=== DIRECTIVE ===
Below is some material; transcribe all of it exactly.

Figure data in JSON
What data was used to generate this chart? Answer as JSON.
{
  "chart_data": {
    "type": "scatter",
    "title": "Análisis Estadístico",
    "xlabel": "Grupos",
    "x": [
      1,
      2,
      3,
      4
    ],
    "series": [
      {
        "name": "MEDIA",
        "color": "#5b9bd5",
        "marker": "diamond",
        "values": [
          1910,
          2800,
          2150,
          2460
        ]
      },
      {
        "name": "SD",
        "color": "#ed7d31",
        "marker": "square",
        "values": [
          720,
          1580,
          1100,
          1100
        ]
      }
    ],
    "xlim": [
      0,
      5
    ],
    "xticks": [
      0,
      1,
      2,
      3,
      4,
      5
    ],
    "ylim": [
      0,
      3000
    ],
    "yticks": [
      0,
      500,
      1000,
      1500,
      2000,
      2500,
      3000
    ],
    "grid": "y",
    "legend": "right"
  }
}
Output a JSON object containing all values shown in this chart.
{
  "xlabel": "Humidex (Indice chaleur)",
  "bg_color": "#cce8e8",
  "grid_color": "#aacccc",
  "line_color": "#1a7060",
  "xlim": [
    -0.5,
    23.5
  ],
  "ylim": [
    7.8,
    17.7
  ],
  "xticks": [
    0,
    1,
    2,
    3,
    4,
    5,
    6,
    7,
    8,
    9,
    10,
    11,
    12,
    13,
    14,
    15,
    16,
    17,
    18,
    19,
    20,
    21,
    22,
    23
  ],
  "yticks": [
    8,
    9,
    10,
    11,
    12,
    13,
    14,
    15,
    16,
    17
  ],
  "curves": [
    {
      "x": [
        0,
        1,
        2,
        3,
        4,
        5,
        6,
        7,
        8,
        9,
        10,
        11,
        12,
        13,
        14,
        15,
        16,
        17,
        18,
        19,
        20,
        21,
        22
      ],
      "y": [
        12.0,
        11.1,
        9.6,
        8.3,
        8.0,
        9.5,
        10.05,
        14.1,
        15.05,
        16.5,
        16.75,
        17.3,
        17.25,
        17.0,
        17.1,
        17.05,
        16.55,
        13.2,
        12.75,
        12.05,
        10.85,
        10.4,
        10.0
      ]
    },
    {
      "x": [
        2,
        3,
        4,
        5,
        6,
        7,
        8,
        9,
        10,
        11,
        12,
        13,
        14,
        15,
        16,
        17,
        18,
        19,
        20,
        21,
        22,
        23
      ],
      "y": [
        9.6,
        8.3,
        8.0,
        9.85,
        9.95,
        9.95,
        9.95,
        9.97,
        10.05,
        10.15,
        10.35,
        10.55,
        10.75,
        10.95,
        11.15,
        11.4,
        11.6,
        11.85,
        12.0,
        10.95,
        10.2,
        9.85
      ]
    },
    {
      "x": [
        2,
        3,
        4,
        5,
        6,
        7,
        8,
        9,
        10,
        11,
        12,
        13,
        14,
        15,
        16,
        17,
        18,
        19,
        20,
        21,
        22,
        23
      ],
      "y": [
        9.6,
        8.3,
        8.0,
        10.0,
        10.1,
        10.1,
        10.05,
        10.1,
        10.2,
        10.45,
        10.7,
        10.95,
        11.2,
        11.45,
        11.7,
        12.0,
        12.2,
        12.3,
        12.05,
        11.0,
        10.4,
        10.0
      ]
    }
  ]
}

=== RIGHT ANSWER ===
What data was used to generate this chart? Answer as JSON.
{
  "chart_data": {
    "type": "scatter",
    "title": "Análisis Estadístico",
    "xlabel": "Grupos",
    "x": [
      1,
      2,
      3,
      4
    ],
    "series": [
      {
        "name": "MEDIA",
        "color": "#5b9bd5",
        "marker": "diamond",
        "values": [
          1910,
          2800,
          2150,
          2460
        ]
      },
      {
        "name": "SD",
        "color": "#ed7d31",
        "marker": "square",
        "values": [
          720,
          1580,
          1100,
          1100
        ]
      }
    ],
    "xlim": [
      0,
      5
    ],
    "xticks": [
      0,
      1,
      2,
      3,
      4,
      5
    ],
    "ylim": [
      0,
      3000
    ],
    "yticks": [
      0,
      500,
      1000,
      1500,
      2000,
      2500,
      3000
    ],
    "grid": "y",
    "legend": "right"
  }
}
Output a JSON object containing all values shown in this chart.
{
  "xlabel": "Humidex (Indice chaleur)",
  "bg_color": "#cce8e8",
  "grid_color": "#aacccc",
  "line_color": "#1a7060",
  "xlim": [
    -0.5,
    23.5
  ],
  "ylim": [
    7.8,
    17.7
  ],
  "xticks": [
    0,
    1,
    2,
    3,
    4,
    5,
    6,
    7,
    8,
    9,
    10,
    11,
    12,
    13,
    14,
    15,
    16,
    17,
    18,
    19,
    20,
    21,
    22,
    23
  ],
  "yticks": [
    8,
    9,
    10,
    11,
    12,
    13,
    14,
    15,
    16,
    17
  ],
  "curves": [
    {
      "x": [
        0,
        1,
        2,
        3,
        4,
        5,
        6,
        7,
        8,
        9,
        10,
        11,
        12,
        13,
        14,
        15,
        16,
        17,
        18,
        19,
        20,
        21,
        22
      ],
      "y": [
        12.0,
        11.1,
        9.6,
        8.3,
        8.0,
        9.5,
        10.05,
        14.1,
        15.05,
        16.5,
        16.75,
        17.3,
        17.25,
        17.0,
        17.1,
        17.05,
        16.55,
        13.2,
        12.75,
        12.05,
        10.85,
        10.4,
        10.0
      ]
    },
    {
      "x": [
        2,
        3,
        4,
        5,
        6,
        7,
        8,
        9,
        10,
        11,
        12,
        13,
        14,
        15,
        16,
        17,
        18,
        19,
        20,
        21,
        22,
        23
      ],
      "y": [
        9.6,
        8.3,
        8.0,
        9.85,
        9.95,
        9.95,
        9.95,
        9.97,
        10.05,
        10.15,
        10.35,
        10.55,
        10.75,
        10.95,
        11.15,
        11.4,
        11.6,
        11.85,
        12.0,
        10.95,
        10.2,
        9.85
      ]
    },
    {
      "x": [
        2,
        3,
        4,
        5,
        6,
        7,
        8,
        9,
        10,
        11,
        12,
        13,
        14,
        15,
        16,
        17,
        18,
        19,
        20,
        21,
        22,
        23
      ],
      "y": [
        9.6,
        8.3,
        8.0,
        10.0,
        10.1,
        10.1,
        10.05,
        10.1,
        10.2,
        10.45,
        10.7,
        10.95,
        11.2,
        11.45,
        11.7,
        12.0,
        12.2,
        12.3,
        12.05,
        11.0,
        10.4,
        10.0
      ]
    }
  ]
}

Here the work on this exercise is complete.